## Text
1

I calculated vector using numpy and fft. I used numpy broadcast method and for loop. speed of Two methods is similar. How can I calculate vector using multicore and numpy and fft?

import numpy as np
from numpy.fft import fft, ifft

num_row, num_col = 6000, 13572

ss = np.ones((num_row, num_col), dtype=np.complex128)
sig = np.random.standard_normal(num_col) * 1j * np.random.standard_normal(num_col)

# for loop    
for idx in range(num_row):
    ss[idx, :] = ifft(fft(ss[idx, :]) * sig)

# broadcast
ss = ifft(fft(ss, axis=1) * sig, axis=1)

Result

loop : 10.798867464065552 sec
broadcast : 11.298897981643677 sec
  • You can specify an axis to `fft` rather than using a loop `np.fft.fft(a, axis=1)` – Brenlla Apr 18 '18 at 15:39
  • You can also use [broadcasting](https://docs.scipy.org/doc/numpy-1.13.0/user/basics.broadcasting.html) for your array multiplication `ss*sig` – Brenlla Apr 18 '18 at 15:46
  • What is this even doing? You're computing the FFT of a vector of ones (which is just `[N, 0, 0, 0...]`, where N is the length of the vector), multiplying by some random data, and then IFFT??? I think there's an [XY problem](https://meta.stackexchange.com/questions/66377/what-is-the-xy-problem) here? – Ahmed Fasih Apr 18 '18 at 16:05
  • 1
    Anyway, default Numpy FFT isn't multi-threaded: you either have to use something like Enthought's Python distribution (where Numpy is built against Intel MKL, which has a heavily optimized FFT) or use PyFFTW (which leans on FFTW's multithreading). Or do you want to try and work around the GIL and use Python's built-in threading capabilities? – Ahmed Fasih Apr 18 '18 at 16:06
  • Also you probably meant to do `stdn(ncol) + 1j * stdn(ncol)` (note the `+`). – Nils Werner Apr 18 '18 at 16:07
  • See https://stackoverflow.com/q/6365623/500207 – Ahmed Fasih Apr 18 '18 at 16:11
  • The code is the only example. My project has many codes like example. So I want to speed up this pattern code. – LowQualityDelivery Apr 18 '18 at 16:12
  • Use PyFFTW or IntelMKL, you couldn't do better since the fft and ifft takes 99.9% of runtime. Intel implementation https://github.com/IntelPython/mkl_fft – max9111 Apr 18 '18 at 16:33

2 Answers2

1

You can use the axis parameter for fft and ifft, as well as broadcasting:

ss = np.ones((num_row, num_col), dtype=np.complex128)
sig = np.random.standard_normal(num_col) * 1j * np.random.standard_normal(num_col)

ss = ifft(fft(ss, axis=1) * sig, axis=1)
Nils Werner
  • 34,832
  • 7
  • 76
  • 98
1

I compared broadcast, threadpool and loop. In this case, ThreadPool had the best performance.

## Task A
Name every person who left a comment under the question in the numpy FFT thread, each name once.
## Task B
Reproduce the part of the numpy FFT thread that opens with the words "I calculated vector" and closes with "ifft(fft(ss[idx, :]) * sig)".

## Records supplied
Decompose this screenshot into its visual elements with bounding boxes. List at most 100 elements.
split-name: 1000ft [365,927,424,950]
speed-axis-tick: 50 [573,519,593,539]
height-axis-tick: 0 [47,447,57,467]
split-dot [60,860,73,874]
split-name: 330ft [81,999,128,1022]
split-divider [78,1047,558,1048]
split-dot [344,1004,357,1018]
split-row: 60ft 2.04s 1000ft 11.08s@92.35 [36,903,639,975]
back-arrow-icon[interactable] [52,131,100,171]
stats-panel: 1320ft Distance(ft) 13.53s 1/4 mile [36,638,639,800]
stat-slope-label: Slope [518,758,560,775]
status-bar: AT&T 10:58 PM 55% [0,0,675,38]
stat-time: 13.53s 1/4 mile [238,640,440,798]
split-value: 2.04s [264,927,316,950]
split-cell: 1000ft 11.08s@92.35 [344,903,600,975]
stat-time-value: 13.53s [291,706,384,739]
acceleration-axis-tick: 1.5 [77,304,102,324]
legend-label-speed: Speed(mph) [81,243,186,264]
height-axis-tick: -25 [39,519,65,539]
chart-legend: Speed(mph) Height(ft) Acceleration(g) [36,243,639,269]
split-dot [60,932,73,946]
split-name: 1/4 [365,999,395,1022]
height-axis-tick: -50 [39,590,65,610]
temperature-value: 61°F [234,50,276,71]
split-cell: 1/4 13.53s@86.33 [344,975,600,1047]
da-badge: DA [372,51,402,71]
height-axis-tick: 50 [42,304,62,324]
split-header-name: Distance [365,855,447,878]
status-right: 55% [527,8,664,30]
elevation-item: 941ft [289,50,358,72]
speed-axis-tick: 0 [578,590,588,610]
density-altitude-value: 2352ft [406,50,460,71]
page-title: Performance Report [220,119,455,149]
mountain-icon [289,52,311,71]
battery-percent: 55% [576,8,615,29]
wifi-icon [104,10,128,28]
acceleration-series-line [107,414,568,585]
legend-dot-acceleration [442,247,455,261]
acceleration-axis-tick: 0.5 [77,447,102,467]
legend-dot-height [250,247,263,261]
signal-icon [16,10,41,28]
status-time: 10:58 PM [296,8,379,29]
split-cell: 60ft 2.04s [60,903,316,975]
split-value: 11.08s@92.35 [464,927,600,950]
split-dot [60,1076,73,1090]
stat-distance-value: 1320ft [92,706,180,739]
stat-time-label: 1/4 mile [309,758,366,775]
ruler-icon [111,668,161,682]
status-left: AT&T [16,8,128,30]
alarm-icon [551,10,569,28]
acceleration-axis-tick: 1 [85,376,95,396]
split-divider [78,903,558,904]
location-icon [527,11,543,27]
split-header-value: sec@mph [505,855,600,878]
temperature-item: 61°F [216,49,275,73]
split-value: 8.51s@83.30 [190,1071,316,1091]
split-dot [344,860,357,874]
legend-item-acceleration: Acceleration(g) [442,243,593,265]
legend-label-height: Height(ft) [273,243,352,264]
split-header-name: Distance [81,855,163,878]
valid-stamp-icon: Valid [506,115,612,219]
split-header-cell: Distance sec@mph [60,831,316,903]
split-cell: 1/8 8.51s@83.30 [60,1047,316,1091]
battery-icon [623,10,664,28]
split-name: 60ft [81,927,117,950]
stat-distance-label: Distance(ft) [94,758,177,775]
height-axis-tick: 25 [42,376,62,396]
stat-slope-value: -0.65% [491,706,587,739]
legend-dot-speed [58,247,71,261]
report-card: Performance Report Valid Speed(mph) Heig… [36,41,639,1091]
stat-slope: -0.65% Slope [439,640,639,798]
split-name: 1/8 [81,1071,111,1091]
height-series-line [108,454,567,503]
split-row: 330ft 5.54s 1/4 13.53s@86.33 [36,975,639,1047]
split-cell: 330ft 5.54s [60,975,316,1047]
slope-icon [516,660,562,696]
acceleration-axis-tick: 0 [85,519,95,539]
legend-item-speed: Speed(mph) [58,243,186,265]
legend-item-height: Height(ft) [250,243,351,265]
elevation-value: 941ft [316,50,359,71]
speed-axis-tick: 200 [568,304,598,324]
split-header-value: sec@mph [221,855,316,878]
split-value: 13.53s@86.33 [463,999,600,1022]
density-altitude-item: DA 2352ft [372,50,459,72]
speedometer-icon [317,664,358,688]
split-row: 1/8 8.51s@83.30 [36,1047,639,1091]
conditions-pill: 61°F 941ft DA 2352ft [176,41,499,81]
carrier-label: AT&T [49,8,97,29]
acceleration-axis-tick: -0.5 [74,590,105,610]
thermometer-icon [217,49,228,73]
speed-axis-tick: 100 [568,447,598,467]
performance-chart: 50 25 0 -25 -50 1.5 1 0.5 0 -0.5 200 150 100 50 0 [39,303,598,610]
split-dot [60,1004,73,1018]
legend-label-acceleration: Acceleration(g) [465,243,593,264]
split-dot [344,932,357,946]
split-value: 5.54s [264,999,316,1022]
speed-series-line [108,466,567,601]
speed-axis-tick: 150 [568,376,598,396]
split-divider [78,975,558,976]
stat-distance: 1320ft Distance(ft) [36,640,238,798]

## Result A
Brenlla, Ahmed Fasih, Nils Werner, LowQualityDelivery, max9111

## Result B
I calculated vector using numpy and fft. I used numpy broadcast method and for loop. speed of Two methods is similar. How can I calculate vector using multicore and numpy and fft?

import numpy as np
from numpy.fft import fft, ifft

num_row, num_col = 6000, 13572

ss = np.ones((num_row, num_col), dtype=np.complex128)
sig = np.random.standard_normal(num_col) * 1j * np.random.standard_normal(num_col)

# for loop    
for idx in range(num_row):
    ss[idx, :] = ifft(fft(ss[idx, :]) * sig)